Given exercise: Your task is to locate every line holding the string "icon" and to copy each of them.

===== The input

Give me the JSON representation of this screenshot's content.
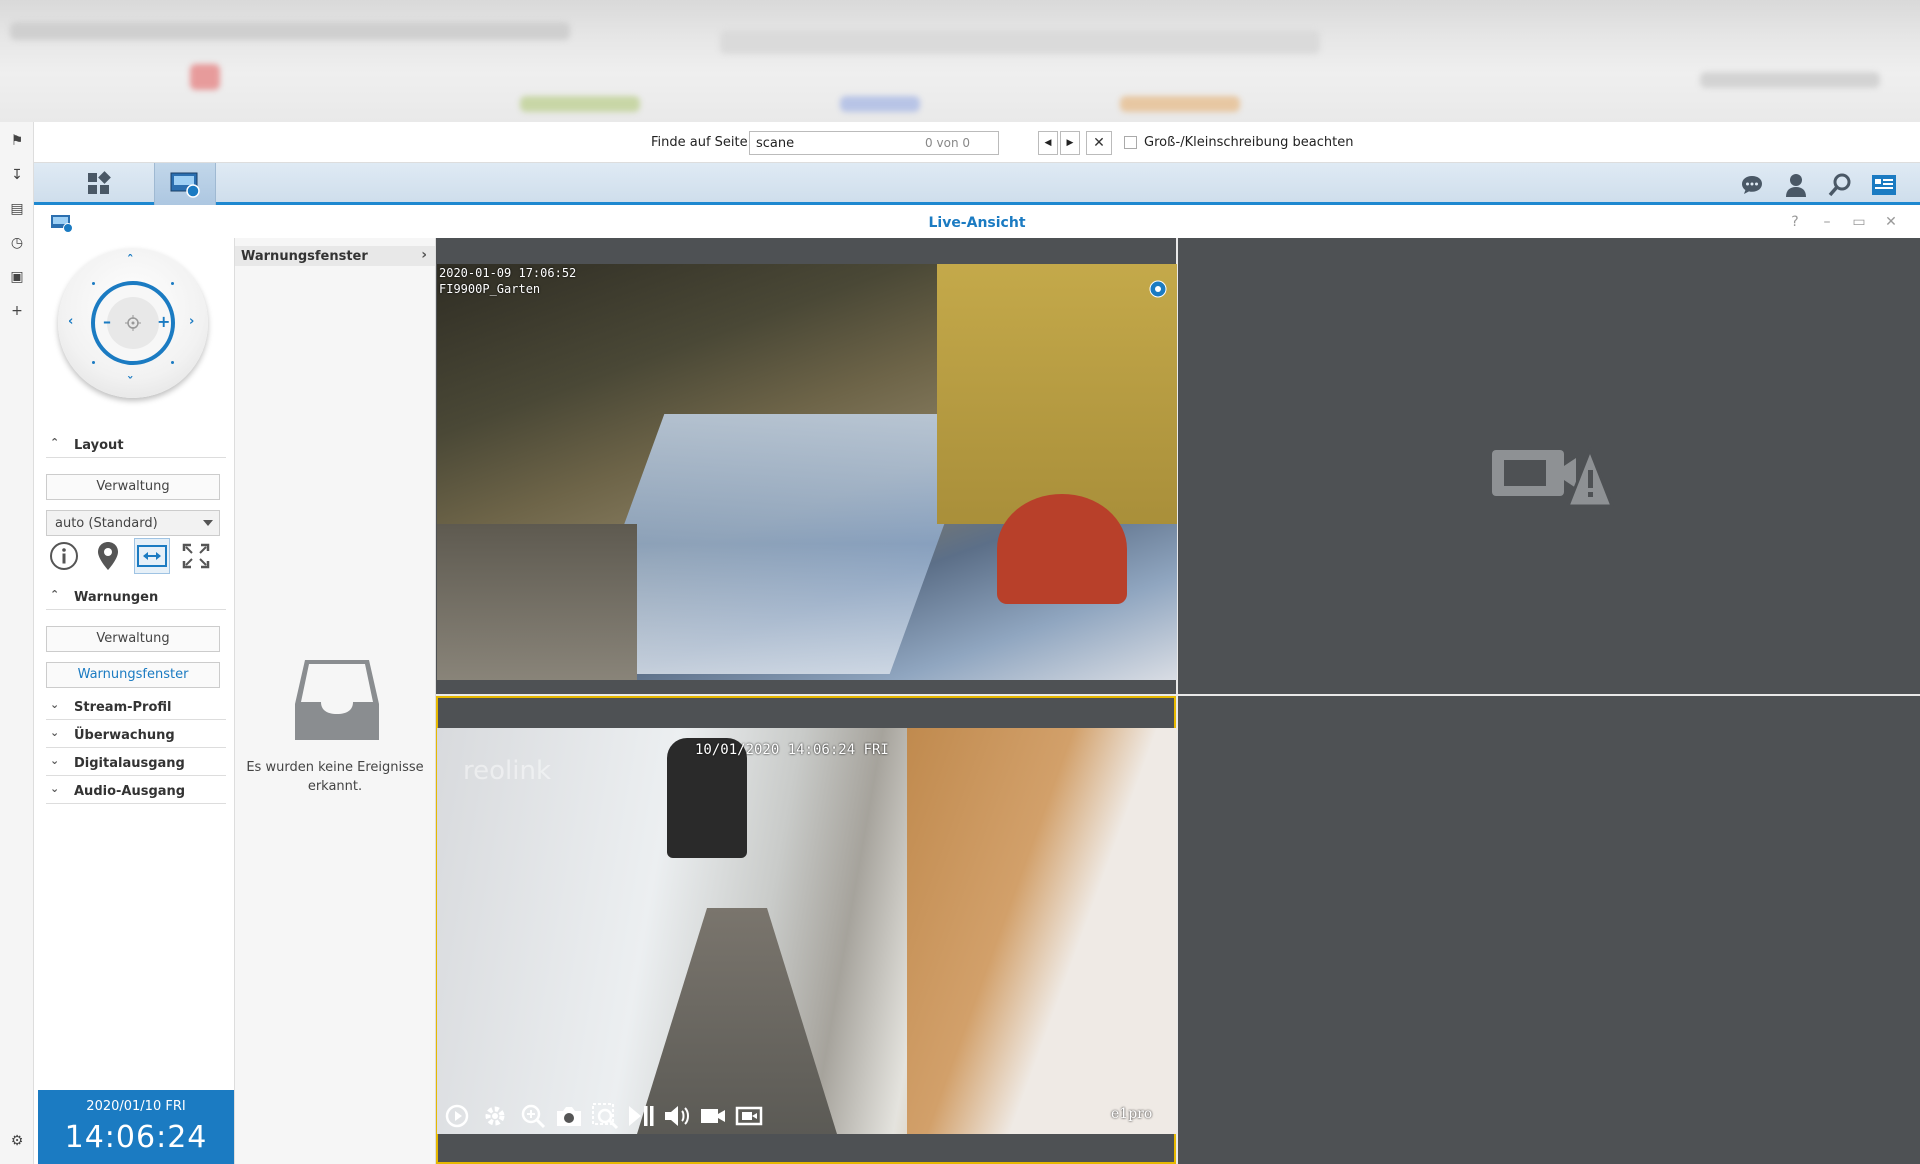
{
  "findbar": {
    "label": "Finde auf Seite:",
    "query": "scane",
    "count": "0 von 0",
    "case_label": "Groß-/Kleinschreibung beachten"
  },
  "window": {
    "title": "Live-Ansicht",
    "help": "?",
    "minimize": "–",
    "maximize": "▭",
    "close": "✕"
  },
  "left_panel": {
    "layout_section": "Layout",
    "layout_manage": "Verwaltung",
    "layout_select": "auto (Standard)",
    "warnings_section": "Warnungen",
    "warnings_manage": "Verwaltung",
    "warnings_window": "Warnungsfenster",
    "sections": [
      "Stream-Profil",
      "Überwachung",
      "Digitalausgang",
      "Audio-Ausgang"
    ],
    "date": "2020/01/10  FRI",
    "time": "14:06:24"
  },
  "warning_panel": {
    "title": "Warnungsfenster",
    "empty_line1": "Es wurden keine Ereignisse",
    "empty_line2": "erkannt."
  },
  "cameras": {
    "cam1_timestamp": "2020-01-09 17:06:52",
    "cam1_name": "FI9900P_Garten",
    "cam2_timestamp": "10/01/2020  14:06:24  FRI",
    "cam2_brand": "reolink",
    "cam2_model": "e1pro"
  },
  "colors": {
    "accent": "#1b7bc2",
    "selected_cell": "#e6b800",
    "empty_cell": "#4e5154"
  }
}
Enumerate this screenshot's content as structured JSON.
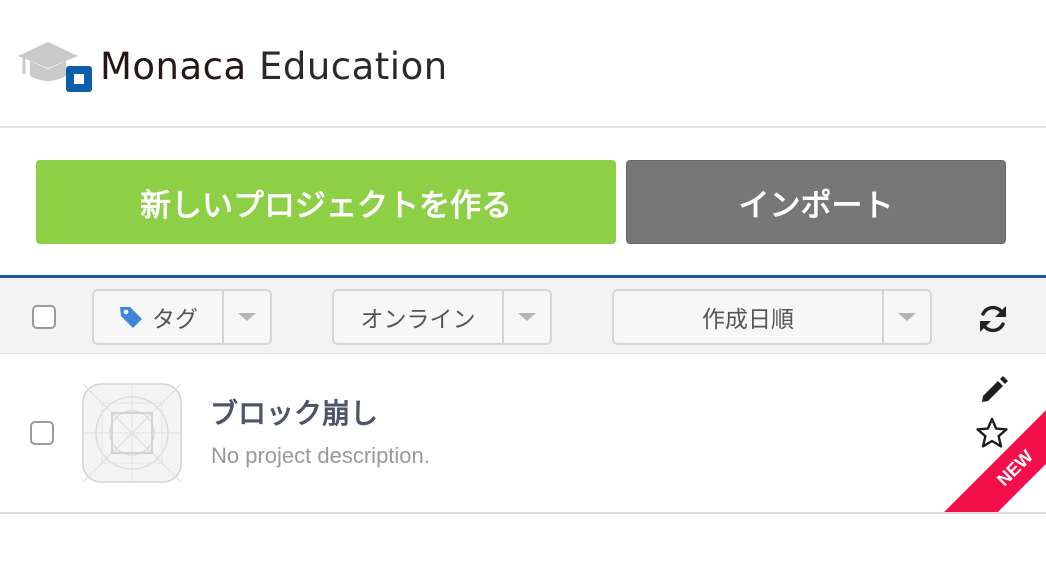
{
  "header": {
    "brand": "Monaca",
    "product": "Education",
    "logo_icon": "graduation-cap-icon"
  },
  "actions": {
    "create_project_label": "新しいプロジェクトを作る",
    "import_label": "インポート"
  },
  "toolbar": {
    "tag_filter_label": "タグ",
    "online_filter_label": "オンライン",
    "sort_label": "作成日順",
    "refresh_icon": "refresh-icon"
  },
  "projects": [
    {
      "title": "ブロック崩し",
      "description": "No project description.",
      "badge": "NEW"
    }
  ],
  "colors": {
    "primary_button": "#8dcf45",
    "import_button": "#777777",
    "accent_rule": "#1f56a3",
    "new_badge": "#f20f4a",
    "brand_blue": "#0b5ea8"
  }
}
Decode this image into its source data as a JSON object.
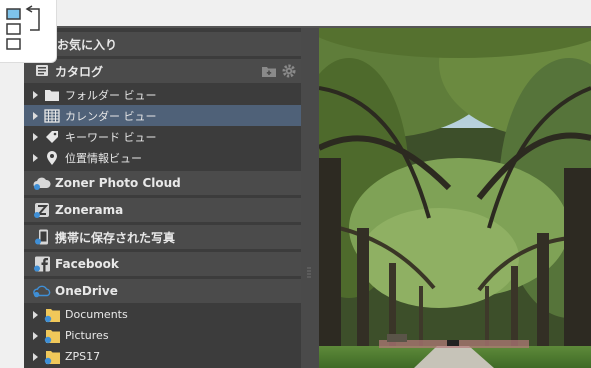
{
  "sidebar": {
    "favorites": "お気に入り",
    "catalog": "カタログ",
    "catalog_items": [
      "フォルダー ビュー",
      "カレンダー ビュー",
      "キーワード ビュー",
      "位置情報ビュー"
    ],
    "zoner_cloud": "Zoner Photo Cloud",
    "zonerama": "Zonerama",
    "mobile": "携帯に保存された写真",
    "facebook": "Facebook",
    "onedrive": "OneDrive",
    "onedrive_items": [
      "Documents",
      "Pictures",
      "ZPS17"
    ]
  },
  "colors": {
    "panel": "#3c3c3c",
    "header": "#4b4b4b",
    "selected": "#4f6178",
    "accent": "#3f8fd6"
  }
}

==========

Answer in full:
    "logo_icon": "graduation-cap-icon"
    "refresh_icon": "refresh-icon"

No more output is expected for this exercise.